Given problem: Copy every line that contains the string "统考中考真题" from the entries below.

+++ Data extract +++

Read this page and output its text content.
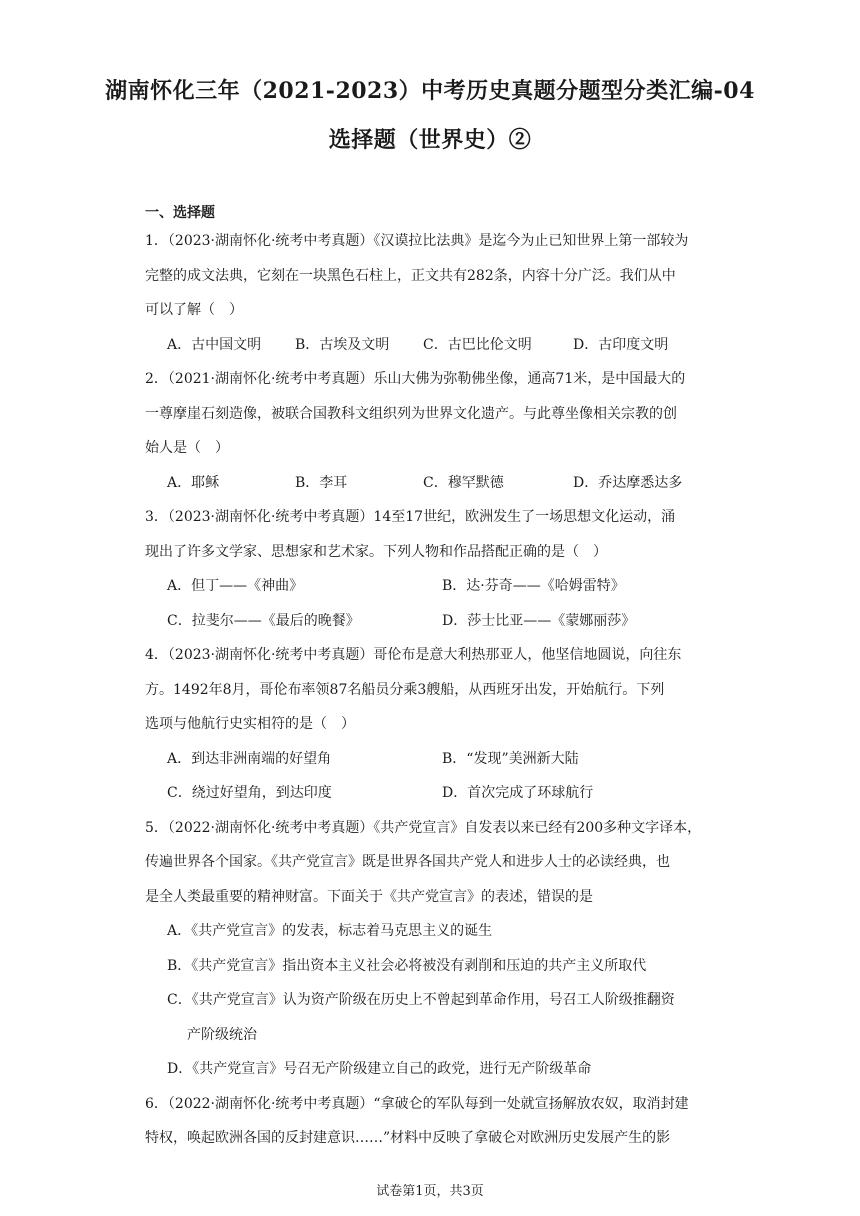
湖南怀化三年（2021-2023）中考历史真题分题型分类汇编-04
选择题（世界史）②
一、选择题
1．（2023·湖南怀化·统考中考真题）《汉谟拉比法典》是迄今为止已知世界上第一部较为
完整的成文法典，它刻在一块黑色石柱上，正文共有282条，内容十分广泛。我们从中
可以了解（　）
A．古中国文明	B．古埃及文明	C．古巴比伦文明	D．古印度文明
2．（2021·湖南怀化·统考中考真题）乐山大佛为弥勒佛坐像，通高71米，是中国最大的
一尊摩崖石刻造像，被联合国教科文组织列为世界文化遗产。与此尊坐像相关宗教的创
始人是（　）
A．耶稣	B．李耳	C．穆罕默德	D．乔达摩悉达多
3．（2023·湖南怀化·统考中考真题）14至17世纪，欧洲发生了一场思想文化运动，涌
现出了许多文学家、思想家和艺术家。下列人物和作品搭配正确的是（　）
A．但丁——《神曲》	B．达·芬奇——《哈姆雷特》
C．拉斐尔——《最后的晚餐》	D．莎士比亚——《蒙娜丽莎》
4．（2023·湖南怀化·统考中考真题）哥伦布是意大利热那亚人，他坚信地圆说，向往东
方。1492年8月，哥伦布率领87名船员分乘3艘船，从西班牙出发，开始航行。下列
选项与他航行史实相符的是（　）
A．到达非洲南端的好望角	B．“发现”美洲新大陆
C．绕过好望角，到达印度	D．首次完成了环球航行
5．（2022·湖南怀化·统考中考真题）《共产党宣言》自发表以来已经有200多种文字译本，
传遍世界各个国家。《共产党宣言》既是世界各国共产党人和进步人士的必读经典，也
是全人类最重要的精神财富。下面关于《共产党宣言》的表述，错误的是
A．《共产党宣言》的发表，标志着马克思主义的诞生
B．《共产党宣言》指出资本主义社会必将被没有剥削和压迫的共产主义所取代
C．《共产党宣言》认为资产阶级在历史上不曾起到革命作用，号召工人阶级推翻资
产阶级统治
D．《共产党宣言》号召无产阶级建立自己的政党，进行无产阶级革命
6．（2022·湖南怀化·统考中考真题）“拿破仑的军队每到一处就宣扬解放农奴，取消封建
特权，唤起欧洲各国的反封建意识……”材料中反映了拿破仑对欧洲历史发展产生的影
试卷第1页，共3页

+++

Exercise result:
1．（2023·湖南怀化·统考中考真题）《汉谟拉比法典》是迄今为止已知世界上第一部较为
2．（2021·湖南怀化·统考中考真题）乐山大佛为弥勒佛坐像，通高71米，是中国最大的
3．（2023·湖南怀化·统考中考真题）14至17世纪，欧洲发生了一场思想文化运动，涌
4．（2023·湖南怀化·统考中考真题）哥伦布是意大利热那亚人，他坚信地圆说，向往东
5．（2022·湖南怀化·统考中考真题）《共产党宣言》自发表以来已经有200多种文字译本，
6．（2022·湖南怀化·统考中考真题）“拿破仑的军队每到一处就宣扬解放农奴，取消封建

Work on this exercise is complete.